TUGAS YANG DIKERJAKAN:
(a) Sebutkan semua pengarang yang menurut teks tentang sejarah cerpen Indonesia muncul pada dekade 50-an dengan karya yang fenomenal.
(b) Tuliskan ulang dengan persis bagian teks tentang sejarah cerpen Indonesia yang dibuka dengan kata-kata berisi "Memasuki masa Orde" dan ditutup dengan "cerpen itu sendiri.".
(c) Lanjutkan teks tentang sejarah cerpen Indonesia dari kalimat terakhirnya.

KUTIPAN SUMBER:

Pada tahun 1950-an, cerpen Indonesia makin mapan keberadaannya. Derasnya pengaruh asing, munculnya semangat kedaerahan, pudarnya dominasi pengarang Sumatra, dan terbitnya berbagai media massa, termasuk majalah Prosa dan Tjerita Pendek yang dikelola Ajip Rosidi, memberi kesempatan munculnya cerpenis dari pelosok tanah air. Bersamaan dengan itu, adanya ruang kebebasan untuk berekspresi, mendorong keberanian melakukan berbagai eksperimen. Oleh karena itu, tidaklah salah jika pernyataan Jacob Soemardjo dalam esai Mencari Tradisi Cerpen Indonesia yang ditulis tahun 1975 menyebut bahwa tradisi penulisan cerpen mencapai masa suburnya sekitar pada dekade 50-an. Ia menyatakan bahwa pada dekade 50-an merupakan zaman emas produksi cerita pendek dalam sejarah sastra Indonesia, karena pada masa itulah muncul pengarang dengan karya yang fenomenal seperti Riyono Pratikto, Subagyo Sastrowardoyo, Sukanto SA, Nh Dini, Bokor Hutasuhut, Mahbud Djunaedi, AA Navis, dan sederet nama lainnya. Pada cerpen tahun dekade 50-an temanya lebih banyak condong pada agama yang tiba-tiba menjadi alat permainan. Eksplorasi pada kekacauan pikiran dan kegelisahan psikologis digunakan sebagai sarana menyampaikan eksperimen. Hal tersebut membuat parasaan si tokoh menjadi liar, aneh, dan tak terduga.
Memasuki masa Orde
Baru dan terus menggelinding sampai tahun 1970-an pengarang seperti Putu
Wijaya, Danarto, dan Kuntowijoyo memunculkan karya-karya cemerlang sebagai
pembaruan bagi bentuk cerpen itu sendiri.

(Data koordinat tata letak)

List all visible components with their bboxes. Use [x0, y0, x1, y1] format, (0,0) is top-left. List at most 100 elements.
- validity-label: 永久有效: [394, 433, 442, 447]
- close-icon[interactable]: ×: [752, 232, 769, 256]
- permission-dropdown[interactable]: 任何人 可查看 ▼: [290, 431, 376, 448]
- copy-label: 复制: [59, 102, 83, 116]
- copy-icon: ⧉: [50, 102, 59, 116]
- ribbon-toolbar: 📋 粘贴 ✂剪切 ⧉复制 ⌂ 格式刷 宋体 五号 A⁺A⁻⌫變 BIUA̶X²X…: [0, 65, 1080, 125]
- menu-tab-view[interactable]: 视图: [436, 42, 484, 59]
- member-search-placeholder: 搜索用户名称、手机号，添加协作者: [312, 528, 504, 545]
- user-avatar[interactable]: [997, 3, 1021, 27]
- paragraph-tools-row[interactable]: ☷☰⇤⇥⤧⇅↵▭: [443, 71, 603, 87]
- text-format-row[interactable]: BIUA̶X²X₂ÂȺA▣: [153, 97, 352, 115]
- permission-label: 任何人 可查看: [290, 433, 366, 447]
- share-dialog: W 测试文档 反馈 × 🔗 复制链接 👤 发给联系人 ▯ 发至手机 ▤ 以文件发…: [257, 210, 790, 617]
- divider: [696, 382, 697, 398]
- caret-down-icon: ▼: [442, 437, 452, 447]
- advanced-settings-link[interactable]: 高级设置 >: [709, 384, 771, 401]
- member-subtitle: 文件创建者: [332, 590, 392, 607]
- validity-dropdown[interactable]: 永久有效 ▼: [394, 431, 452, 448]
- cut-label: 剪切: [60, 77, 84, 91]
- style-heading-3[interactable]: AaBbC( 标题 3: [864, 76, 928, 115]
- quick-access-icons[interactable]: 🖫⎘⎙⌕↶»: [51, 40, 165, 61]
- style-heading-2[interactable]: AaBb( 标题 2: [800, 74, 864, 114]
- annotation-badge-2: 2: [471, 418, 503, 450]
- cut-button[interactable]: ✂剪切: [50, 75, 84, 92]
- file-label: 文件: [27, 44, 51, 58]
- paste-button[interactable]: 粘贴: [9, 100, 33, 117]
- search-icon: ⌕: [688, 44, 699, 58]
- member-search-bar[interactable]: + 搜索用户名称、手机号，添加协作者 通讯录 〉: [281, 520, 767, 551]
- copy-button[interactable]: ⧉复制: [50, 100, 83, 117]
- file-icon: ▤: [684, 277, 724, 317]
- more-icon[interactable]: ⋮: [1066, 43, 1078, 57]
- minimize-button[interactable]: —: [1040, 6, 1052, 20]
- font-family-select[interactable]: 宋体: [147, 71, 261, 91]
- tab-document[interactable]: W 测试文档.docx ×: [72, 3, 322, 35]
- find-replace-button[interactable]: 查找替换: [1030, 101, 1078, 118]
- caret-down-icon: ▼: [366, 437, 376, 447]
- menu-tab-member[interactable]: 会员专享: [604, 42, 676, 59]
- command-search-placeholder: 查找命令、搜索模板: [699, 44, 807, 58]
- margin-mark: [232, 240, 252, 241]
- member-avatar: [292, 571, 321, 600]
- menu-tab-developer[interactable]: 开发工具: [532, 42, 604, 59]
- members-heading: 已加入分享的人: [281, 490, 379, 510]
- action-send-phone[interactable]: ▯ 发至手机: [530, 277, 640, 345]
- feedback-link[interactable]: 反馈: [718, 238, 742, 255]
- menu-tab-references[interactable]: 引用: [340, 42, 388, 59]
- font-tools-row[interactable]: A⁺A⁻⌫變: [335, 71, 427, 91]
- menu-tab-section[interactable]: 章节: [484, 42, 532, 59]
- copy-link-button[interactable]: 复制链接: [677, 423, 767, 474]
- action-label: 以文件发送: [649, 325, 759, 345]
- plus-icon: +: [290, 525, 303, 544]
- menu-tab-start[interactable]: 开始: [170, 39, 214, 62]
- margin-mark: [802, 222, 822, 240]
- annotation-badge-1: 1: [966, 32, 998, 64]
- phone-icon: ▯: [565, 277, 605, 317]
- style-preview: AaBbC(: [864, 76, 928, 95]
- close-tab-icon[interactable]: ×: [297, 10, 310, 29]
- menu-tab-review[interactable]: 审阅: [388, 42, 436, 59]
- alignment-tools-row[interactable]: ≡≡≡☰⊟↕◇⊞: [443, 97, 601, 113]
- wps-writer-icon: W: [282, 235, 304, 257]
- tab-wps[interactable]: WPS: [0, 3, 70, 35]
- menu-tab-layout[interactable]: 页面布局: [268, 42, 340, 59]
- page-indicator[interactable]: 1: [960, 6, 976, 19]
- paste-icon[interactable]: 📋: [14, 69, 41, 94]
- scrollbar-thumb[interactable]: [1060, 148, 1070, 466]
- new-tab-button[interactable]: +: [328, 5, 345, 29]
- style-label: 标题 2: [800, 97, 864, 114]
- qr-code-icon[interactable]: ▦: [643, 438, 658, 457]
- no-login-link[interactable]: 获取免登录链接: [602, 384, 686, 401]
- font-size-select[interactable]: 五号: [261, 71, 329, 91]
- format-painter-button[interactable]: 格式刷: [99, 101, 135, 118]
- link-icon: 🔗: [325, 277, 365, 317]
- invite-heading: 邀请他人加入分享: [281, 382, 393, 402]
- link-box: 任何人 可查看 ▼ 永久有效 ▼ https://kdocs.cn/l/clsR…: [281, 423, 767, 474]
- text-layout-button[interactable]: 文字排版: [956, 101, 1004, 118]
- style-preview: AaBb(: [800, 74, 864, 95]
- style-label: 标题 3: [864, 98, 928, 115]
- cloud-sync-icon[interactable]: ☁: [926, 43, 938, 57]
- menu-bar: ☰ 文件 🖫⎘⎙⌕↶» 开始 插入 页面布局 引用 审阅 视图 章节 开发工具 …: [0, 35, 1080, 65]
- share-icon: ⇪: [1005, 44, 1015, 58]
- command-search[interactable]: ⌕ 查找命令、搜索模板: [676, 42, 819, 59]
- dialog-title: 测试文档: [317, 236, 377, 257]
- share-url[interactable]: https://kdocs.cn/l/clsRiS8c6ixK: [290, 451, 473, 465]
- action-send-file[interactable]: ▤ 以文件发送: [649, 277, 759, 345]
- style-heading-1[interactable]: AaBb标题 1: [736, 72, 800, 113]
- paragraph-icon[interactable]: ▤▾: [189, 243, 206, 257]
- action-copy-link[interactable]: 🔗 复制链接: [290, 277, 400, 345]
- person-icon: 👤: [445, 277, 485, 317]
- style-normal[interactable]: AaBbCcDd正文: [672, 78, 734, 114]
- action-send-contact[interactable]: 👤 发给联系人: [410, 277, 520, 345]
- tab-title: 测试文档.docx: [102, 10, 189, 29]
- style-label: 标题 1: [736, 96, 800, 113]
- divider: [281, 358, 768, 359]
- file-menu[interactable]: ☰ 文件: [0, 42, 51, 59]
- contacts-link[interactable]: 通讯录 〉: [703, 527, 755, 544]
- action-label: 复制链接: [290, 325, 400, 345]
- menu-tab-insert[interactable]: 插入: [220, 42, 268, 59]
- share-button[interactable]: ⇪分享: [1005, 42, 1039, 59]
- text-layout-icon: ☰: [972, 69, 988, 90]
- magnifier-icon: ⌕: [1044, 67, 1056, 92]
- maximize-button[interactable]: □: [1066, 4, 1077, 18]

JAWABAN PER TUGAS:
(a) Riyono Pratikto, Subagyo Sastrowardoyo, Sukanto SA, Nh Dini, Bokor Hutasuhut, Mahbud Djunaedi, dan AA Navis.

(b)
Memasuki masa Orde
Baru dan terus menggelinding sampai tahun 1970-an pengarang seperti Putu
Wijaya, Danarto, dan Kuntowijoyo memunculkan karya-karya cemerlang sebagai
pembaruan bagi bentuk cerpen itu sendiri.

(c)
Cerpen-cerpen
Indonesia terus berkembang hingga era 2000-an dengan bentuk yang relatif sama
namun dengan eksplorasi/eksperimen dunia dan kisah yang terus berkembang. Seperti
Ahmad Tohari (misal, bereksplorasi dengan seting pedesaan atau tempat-tempat
yang jauh dari modernisme, Raudal Tanjung Banua yang sering memandang kepada
dunia mitos, Yosi Yonata yang membuka dunia yang belum pernah ditemui
sebelumnya, dan eksplorasi lain dari pengarang-pengarang sesuai pengembangan
diri masing-masing. Hingga saat ini cerpen sudah memiliki tempatnya sendiri
yang segaris dengan novel, prosa, maupun puisi.
b.
Surat Kepercayaan Gelanggang
Pada pertengahan tahun
1946, atas usaha penyair Chairil Anwar almarhum, bertemu beberapa orang dari
pendiri-pendiri ‘Gelanggang”, Asrul Sani, Rivai Apin, M. Akbar Djuhana, Mochtar
Apin, Baharudin dan Henk Ngantung. Dalam percakapan pada waktu itu terasa
dengan terang, bahwa perjuangan Indonesia seharusnya dilakukan tidak saja
dilakukan di dalam lapangan politik, ketentaraan, ekonomi, tetapi juga di dalam
perjuangan kebudayaan. Justru perjuangan inilah yang tidak tampak nyata pada
waktu itu. Hal-hal itu menimbulkan cita-cita untuk mendirikan perkumpulan
“Gelanggang”. Dan mulai hari itulah dimulailah dengan usaha-usaha pertama,
mencari perhubungan dengan orang yang bisa mengisi cita-cita perkumpulan yang
belum nyata sifatnya.
Surat Kepercayan Gelanggang merupakan dokumen
pernyataan terbaik tentang cita-cita Angkatan 45. Dokumen ini juga merupakan
suatu pernyaataan yang retrosfektif, karena pada dokumen ini tercantum tanggal
18 Februari 1950, yaitu hampir setahun setelah meninggalnya Chairil Anwar, dan
baru diterbitkan pada tanggal 22 Oktober pada tahun itu juga dalam majalah Siasat.
Berikut adalah isi dari Surat Kepercayaan
Gelanggang:
Kami adalah ahli waris yang sah dari
kebudayaan dunia dan kebudayaan ini kami teruskan dengan cara kami sendiri.
Kami lahir dari kalangan orang banyak dan pengertian rakyat bagi kami adalah
kumpulan campur-baur dari mana dunia baru yang sehat dapat dilahirkan.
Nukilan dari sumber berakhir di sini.